→ Task details:
All of the listing below must be repeated word for word. Pictures are the only thing to omit.
--
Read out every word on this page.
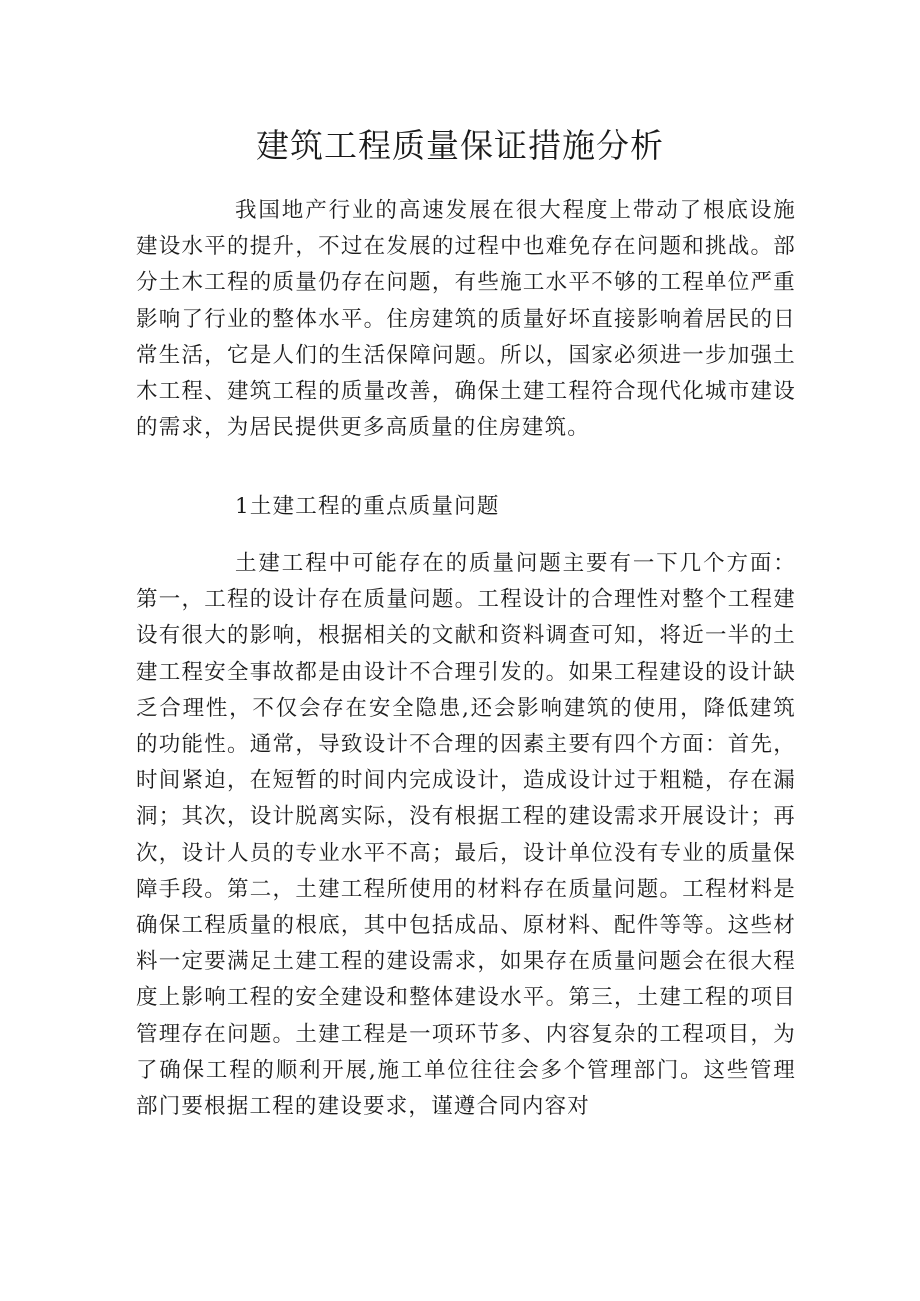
建筑工程质量保证措施分析

我国地产行业的高速发展在很大程度上带动了根底设施建设水平的提升，不过在发展的过程中也难免存在问题和挑战。部分土木工程的质量仍存在问题，有些施工水平不够的工程单位严重影响了行业的整体水平。住房建筑的质量好坏直接影响着居民的日常生活，它是人们的生活保障问题。所以，国家必须进一步加强土木工程、建筑工程的质量改善，确保土建工程符合现代化城市建设的需求，为居民提供更多高质量的住房建筑。

1土建工程的重点质量问题

土建工程中可能存在的质量问题主要有一下几个方面：第一，工程的设计存在质量问题。工程设计的合理性对整个工程建设有很大的影响，根据相关的文献和资料调查可知，将近一半的土建工程安全事故都是由设计不合理引发的。如果工程建设的设计缺乏合理性，不仅会存在安全隐患,还会影响建筑的使用，降低建筑的功能性。通常，导致设计不合理的因素主要有四个方面：首先，时间紧迫，在短暂的时间内完成设计，造成设计过于粗糙，存在漏洞；其次，设计脱离实际，没有根据工程的建设需求开展设计；再次，设计人员的专业水平不高；最后，设计单位没有专业的质量保障手段。第二，土建工程所使用的材料存在质量问题。工程材料是确保工程质量的根底，其中包括成品、原材料、配件等等。这些材料一定要满足土建工程的建设需求，如果存在质量问题会在很大程度上影响工程的安全建设和整体建设水平。第三，土建工程的项目管理存在问题。土建工程是一项环节多、内容复杂的工程项目，为了确保工程的顺利开展,施工单位往往会多个管理部门。这些管理部门要根据工程的建设要求，谨遵合同内容对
--
→ Result of the exercise:
Read out every word on this page.
建筑工程质量保证措施分析

我国地产行业的高速发展在很大程度上带动了根底设施建设水平的提升，不过在发展的过程中也难免存在问题和挑战。部分土木工程的质量仍存在问题，有些施工水平不够的工程单位严重影响了行业的整体水平。住房建筑的质量好坏直接影响着居民的日常生活，它是人们的生活保障问题。所以，国家必须进一步加强土木工程、建筑工程的质量改善，确保土建工程符合现代化城市建设的需求，为居民提供更多高质量的住房建筑。

1土建工程的重点质量问题

土建工程中可能存在的质量问题主要有一下几个方面：第一，工程的设计存在质量问题。工程设计的合理性对整个工程建设有很大的影响，根据相关的文献和资料调查可知，将近一半的土建工程安全事故都是由设计不合理引发的。如果工程建设的设计缺乏合理性，不仅会存在安全隐患,还会影响建筑的使用，降低建筑的功能性。通常，导致设计不合理的因素主要有四个方面：首先，时间紧迫，在短暂的时间内完成设计，造成设计过于粗糙，存在漏洞；其次，设计脱离实际，没有根据工程的建设需求开展设计；再次，设计人员的专业水平不高；最后，设计单位没有专业的质量保障手段。第二，土建工程所使用的材料存在质量问题。工程材料是确保工程质量的根底，其中包括成品、原材料、配件等等。这些材料一定要满足土建工程的建设需求，如果存在质量问题会在很大程度上影响工程的安全建设和整体建设水平。第三，土建工程的项目管理存在问题。土建工程是一项环节多、内容复杂的工程项目，为了确保工程的顺利开展,施工单位往往会多个管理部门。这些管理部门要根据工程的建设要求，谨遵合同内容对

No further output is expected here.